Exercise input –
────────

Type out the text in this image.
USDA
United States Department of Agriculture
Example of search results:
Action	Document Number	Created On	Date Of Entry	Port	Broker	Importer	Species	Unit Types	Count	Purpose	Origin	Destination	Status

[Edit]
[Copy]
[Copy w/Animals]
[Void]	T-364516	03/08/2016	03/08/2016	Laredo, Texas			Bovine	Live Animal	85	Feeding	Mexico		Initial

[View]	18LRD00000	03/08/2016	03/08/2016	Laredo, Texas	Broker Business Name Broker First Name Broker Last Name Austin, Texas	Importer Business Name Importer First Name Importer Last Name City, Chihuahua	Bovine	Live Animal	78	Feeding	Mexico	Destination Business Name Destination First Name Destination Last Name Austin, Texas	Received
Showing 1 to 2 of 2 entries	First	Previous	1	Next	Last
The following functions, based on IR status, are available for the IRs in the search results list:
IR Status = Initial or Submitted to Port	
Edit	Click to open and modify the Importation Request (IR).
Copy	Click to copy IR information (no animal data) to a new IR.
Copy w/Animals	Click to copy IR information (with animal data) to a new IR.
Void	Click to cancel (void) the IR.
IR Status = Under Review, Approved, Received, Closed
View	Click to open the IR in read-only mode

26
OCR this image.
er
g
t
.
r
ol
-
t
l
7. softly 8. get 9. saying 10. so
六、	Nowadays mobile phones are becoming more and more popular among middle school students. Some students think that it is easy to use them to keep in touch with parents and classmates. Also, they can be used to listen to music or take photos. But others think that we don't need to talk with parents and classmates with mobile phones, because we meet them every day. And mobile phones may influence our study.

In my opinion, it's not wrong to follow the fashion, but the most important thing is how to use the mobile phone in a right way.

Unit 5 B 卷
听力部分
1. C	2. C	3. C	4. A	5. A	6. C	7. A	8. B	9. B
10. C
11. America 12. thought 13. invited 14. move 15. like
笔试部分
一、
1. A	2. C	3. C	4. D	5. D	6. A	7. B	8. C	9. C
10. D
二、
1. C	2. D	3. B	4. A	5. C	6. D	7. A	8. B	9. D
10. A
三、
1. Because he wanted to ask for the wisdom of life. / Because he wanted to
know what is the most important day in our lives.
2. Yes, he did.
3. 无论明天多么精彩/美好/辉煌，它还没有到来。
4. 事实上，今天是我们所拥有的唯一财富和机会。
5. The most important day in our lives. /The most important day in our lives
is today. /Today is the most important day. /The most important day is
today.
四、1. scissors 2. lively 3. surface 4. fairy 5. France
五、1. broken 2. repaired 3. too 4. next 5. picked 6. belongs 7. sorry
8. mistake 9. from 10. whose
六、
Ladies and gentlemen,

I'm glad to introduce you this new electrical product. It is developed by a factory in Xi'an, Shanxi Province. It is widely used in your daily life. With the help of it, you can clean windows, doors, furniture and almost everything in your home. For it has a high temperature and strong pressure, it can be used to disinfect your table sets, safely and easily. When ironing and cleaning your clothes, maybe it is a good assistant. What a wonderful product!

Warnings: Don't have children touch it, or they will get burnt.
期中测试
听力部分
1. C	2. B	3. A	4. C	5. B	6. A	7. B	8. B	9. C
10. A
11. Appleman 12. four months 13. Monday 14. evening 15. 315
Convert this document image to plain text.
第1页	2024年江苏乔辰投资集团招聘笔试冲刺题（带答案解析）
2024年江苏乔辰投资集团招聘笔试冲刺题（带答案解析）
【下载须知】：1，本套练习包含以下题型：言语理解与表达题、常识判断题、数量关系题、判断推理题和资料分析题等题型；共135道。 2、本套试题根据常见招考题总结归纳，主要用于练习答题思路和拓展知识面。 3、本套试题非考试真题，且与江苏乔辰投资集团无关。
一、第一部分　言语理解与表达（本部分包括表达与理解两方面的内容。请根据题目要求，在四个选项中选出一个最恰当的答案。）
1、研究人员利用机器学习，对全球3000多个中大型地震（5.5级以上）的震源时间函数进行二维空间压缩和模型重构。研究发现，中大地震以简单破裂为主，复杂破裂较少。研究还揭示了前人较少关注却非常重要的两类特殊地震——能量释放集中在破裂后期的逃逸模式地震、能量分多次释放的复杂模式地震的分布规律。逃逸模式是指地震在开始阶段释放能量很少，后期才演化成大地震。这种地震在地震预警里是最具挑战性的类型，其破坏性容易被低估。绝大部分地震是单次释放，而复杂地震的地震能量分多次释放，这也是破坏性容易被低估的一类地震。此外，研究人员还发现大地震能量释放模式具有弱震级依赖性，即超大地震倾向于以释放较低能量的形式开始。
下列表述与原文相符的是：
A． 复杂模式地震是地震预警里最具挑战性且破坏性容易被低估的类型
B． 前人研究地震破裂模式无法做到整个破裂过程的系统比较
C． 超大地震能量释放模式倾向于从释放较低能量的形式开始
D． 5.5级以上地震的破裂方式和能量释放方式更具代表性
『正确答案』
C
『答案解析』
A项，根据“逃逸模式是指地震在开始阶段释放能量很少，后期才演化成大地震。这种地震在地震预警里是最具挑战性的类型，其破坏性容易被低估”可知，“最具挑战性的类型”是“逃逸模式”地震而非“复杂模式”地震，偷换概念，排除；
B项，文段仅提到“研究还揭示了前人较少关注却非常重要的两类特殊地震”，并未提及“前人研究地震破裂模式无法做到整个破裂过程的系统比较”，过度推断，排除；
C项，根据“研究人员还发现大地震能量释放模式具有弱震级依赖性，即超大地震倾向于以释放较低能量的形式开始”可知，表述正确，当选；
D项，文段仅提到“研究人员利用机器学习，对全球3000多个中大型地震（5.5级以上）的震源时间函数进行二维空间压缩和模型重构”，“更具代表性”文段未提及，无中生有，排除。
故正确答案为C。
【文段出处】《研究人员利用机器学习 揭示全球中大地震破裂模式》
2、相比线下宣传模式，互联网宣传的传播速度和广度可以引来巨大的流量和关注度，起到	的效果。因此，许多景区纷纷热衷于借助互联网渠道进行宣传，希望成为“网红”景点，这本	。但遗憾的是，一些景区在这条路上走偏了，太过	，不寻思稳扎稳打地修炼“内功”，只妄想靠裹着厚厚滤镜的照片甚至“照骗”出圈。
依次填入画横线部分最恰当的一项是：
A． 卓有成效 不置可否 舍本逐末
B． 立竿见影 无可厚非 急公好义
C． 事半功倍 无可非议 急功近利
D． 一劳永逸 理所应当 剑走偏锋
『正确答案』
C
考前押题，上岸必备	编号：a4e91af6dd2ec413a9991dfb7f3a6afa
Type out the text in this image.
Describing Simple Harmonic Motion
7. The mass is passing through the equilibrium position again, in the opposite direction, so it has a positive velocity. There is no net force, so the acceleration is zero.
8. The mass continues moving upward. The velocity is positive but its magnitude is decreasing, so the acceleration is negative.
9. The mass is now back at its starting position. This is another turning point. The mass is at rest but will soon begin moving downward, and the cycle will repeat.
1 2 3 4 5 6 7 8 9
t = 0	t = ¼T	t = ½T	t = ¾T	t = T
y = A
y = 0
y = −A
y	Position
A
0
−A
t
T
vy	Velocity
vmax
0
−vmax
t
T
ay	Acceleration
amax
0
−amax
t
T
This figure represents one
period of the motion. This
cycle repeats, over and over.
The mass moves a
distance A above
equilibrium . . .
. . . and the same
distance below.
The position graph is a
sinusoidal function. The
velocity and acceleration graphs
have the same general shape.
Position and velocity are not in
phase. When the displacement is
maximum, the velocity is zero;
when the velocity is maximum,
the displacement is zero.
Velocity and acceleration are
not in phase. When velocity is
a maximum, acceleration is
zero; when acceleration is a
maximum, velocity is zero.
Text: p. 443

────────

Task prompt – Write the complete data out, exactly as above.

Exercise result –
Type out the text in this image.
USDA
United States Department of Agriculture
Example of search results:
Action	Document Number	Created On	Date Of Entry	Port	Broker	Importer	Species	Unit Types	Count	Purpose	Origin	Destination	Status

[Edit]
[Copy]
[Copy w/Animals]
[Void]	T-364516	03/08/2016	03/08/2016	Laredo, Texas			Bovine	Live Animal	85	Feeding	Mexico		Initial

[View]	18LRD00000	03/08/2016	03/08/2016	Laredo, Texas	Broker Business Name Broker First Name Broker Last Name Austin, Texas	Importer Business Name Importer First Name Importer Last Name City, Chihuahua	Bovine	Live Animal	78	Feeding	Mexico	Destination Business Name Destination First Name Destination Last Name Austin, Texas	Received
Showing 1 to 2 of 2 entries	First	Previous	1	Next	Last
The following functions, based on IR status, are available for the IRs in the search results list:
IR Status = Initial or Submitted to Port	
Edit	Click to open and modify the Importation Request (IR).
Copy	Click to copy IR information (no animal data) to a new IR.
Copy w/Animals	Click to copy IR information (with animal data) to a new IR.
Void	Click to cancel (void) the IR.
IR Status = Under Review, Approved, Received, Closed
View	Click to open the IR in read-only mode

26
OCR this image.
er
g
t
.
r
ol
-
t
l
7. softly 8. get 9. saying 10. so
六、	Nowadays mobile phones are becoming more and more popular among middle school students. Some students think that it is easy to use them to keep in touch with parents and classmates. Also, they can be used to listen to music or take photos. But others think that we don't need to talk with parents and classmates with mobile phones, because we meet them every day. And mobile phones may influence our study.

In my opinion, it's not wrong to follow the fashion, but the most important thing is how to use the mobile phone in a right way.

Unit 5 B 卷
听力部分
1. C	2. C	3. C	4. A	5. A	6. C	7. A	8. B	9. B
10. C
11. America 12. thought 13. invited 14. move 15. like
笔试部分
一、
1. A	2. C	3. C	4. D	5. D	6. A	7. B	8. C	9. C
10. D
二、
1. C	2. D	3. B	4. A	5. C	6. D	7. A	8. B	9. D
10. A
三、
1. Because he wanted to ask for the wisdom of life. / Because he wanted to
know what is the most important day in our lives.
2. Yes, he did.
3. 无论明天多么精彩/美好/辉煌，它还没有到来。
4. 事实上，今天是我们所拥有的唯一财富和机会。
5. The most important day in our lives. /The most important day in our lives
is today. /Today is the most important day. /The most important day is
today.
四、1. scissors 2. lively 3. surface 4. fairy 5. France
五、1. broken 2. repaired 3. too 4. next 5. picked 6. belongs 7. sorry
8. mistake 9. from 10. whose
六、
Ladies and gentlemen,

I'm glad to introduce you this new electrical product. It is developed by a factory in Xi'an, Shanxi Province. It is widely used in your daily life. With the help of it, you can clean windows, doors, furniture and almost everything in your home. For it has a high temperature and strong pressure, it can be used to disinfect your table sets, safely and easily. When ironing and cleaning your clothes, maybe it is a good assistant. What a wonderful product!

Warnings: Don't have children touch it, or they will get burnt.
期中测试
听力部分
1. C	2. B	3. A	4. C	5. B	6. A	7. B	8. B	9. C
10. A
11. Appleman 12. four months 13. Monday 14. evening 15. 315
Convert this document image to plain text.
第1页	2024年江苏乔辰投资集团招聘笔试冲刺题（带答案解析）
2024年江苏乔辰投资集团招聘笔试冲刺题（带答案解析）
【下载须知】：1，本套练习包含以下题型：言语理解与表达题、常识判断题、数量关系题、判断推理题和资料分析题等题型；共135道。 2、本套试题根据常见招考题总结归纳，主要用于练习答题思路和拓展知识面。 3、本套试题非考试真题，且与江苏乔辰投资集团无关。
一、第一部分　言语理解与表达（本部分包括表达与理解两方面的内容。请根据题目要求，在四个选项中选出一个最恰当的答案。）
1、研究人员利用机器学习，对全球3000多个中大型地震（5.5级以上）的震源时间函数进行二维空间压缩和模型重构。研究发现，中大地震以简单破裂为主，复杂破裂较少。研究还揭示了前人较少关注却非常重要的两类特殊地震——能量释放集中在破裂后期的逃逸模式地震、能量分多次释放的复杂模式地震的分布规律。逃逸模式是指地震在开始阶段释放能量很少，后期才演化成大地震。这种地震在地震预警里是最具挑战性的类型，其破坏性容易被低估。绝大部分地震是单次释放，而复杂地震的地震能量分多次释放，这也是破坏性容易被低估的一类地震。此外，研究人员还发现大地震能量释放模式具有弱震级依赖性，即超大地震倾向于以释放较低能量的形式开始。
下列表述与原文相符的是：
A． 复杂模式地震是地震预警里最具挑战性且破坏性容易被低估的类型
B． 前人研究地震破裂模式无法做到整个破裂过程的系统比较
C． 超大地震能量释放模式倾向于从释放较低能量的形式开始
D． 5.5级以上地震的破裂方式和能量释放方式更具代表性
『正确答案』
C
『答案解析』
A项，根据“逃逸模式是指地震在开始阶段释放能量很少，后期才演化成大地震。这种地震在地震预警里是最具挑战性的类型，其破坏性容易被低估”可知，“最具挑战性的类型”是“逃逸模式”地震而非“复杂模式”地震，偷换概念，排除；
B项，文段仅提到“研究还揭示了前人较少关注却非常重要的两类特殊地震”，并未提及“前人研究地震破裂模式无法做到整个破裂过程的系统比较”，过度推断，排除；
C项，根据“研究人员还发现大地震能量释放模式具有弱震级依赖性，即超大地震倾向于以释放较低能量的形式开始”可知，表述正确，当选；
D项，文段仅提到“研究人员利用机器学习，对全球3000多个中大型地震（5.5级以上）的震源时间函数进行二维空间压缩和模型重构”，“更具代表性”文段未提及，无中生有，排除。
故正确答案为C。
【文段出处】《研究人员利用机器学习 揭示全球中大地震破裂模式》
2、相比线下宣传模式，互联网宣传的传播速度和广度可以引来巨大的流量和关注度，起到	的效果。因此，许多景区纷纷热衷于借助互联网渠道进行宣传，希望成为“网红”景点，这本	。但遗憾的是，一些景区在这条路上走偏了，太过	，不寻思稳扎稳打地修炼“内功”，只妄想靠裹着厚厚滤镜的照片甚至“照骗”出圈。
依次填入画横线部分最恰当的一项是：
A． 卓有成效 不置可否 舍本逐末
B． 立竿见影 无可厚非 急公好义
C． 事半功倍 无可非议 急功近利
D． 一劳永逸 理所应当 剑走偏锋
『正确答案』
C
考前押题，上岸必备	编号：a4e91af6dd2ec413a9991dfb7f3a6afa
Type out the text in this image.
Describing Simple Harmonic Motion
7. The mass is passing through the equilibrium position again, in the opposite direction, so it has a positive velocity. There is no net force, so the acceleration is zero.
8. The mass continues moving upward. The velocity is positive but its magnitude is decreasing, so the acceleration is negative.
9. The mass is now back at its starting position. This is another turning point. The mass is at rest but will soon begin moving downward, and the cycle will repeat.
1 2 3 4 5 6 7 8 9
t = 0	t = ¼T	t = ½T	t = ¾T	t = T
y = A
y = 0
y = −A
y	Position
A
0
−A
t
T
vy	Velocity
vmax
0
−vmax
t
T
ay	Acceleration
amax
0
−amax
t
T
This figure represents one
period of the motion. This
cycle repeats, over and over.
The mass moves a
distance A above
equilibrium . . .
. . . and the same
distance below.
The position graph is a
sinusoidal function. The
velocity and acceleration graphs
have the same general shape.
Position and velocity are not in
phase. When the displacement is
maximum, the velocity is zero;
when the velocity is maximum,
the displacement is zero.
Velocity and acceleration are
not in phase. When velocity is
a maximum, acceleration is
zero; when acceleration is a
maximum, velocity is zero.
Text: p. 443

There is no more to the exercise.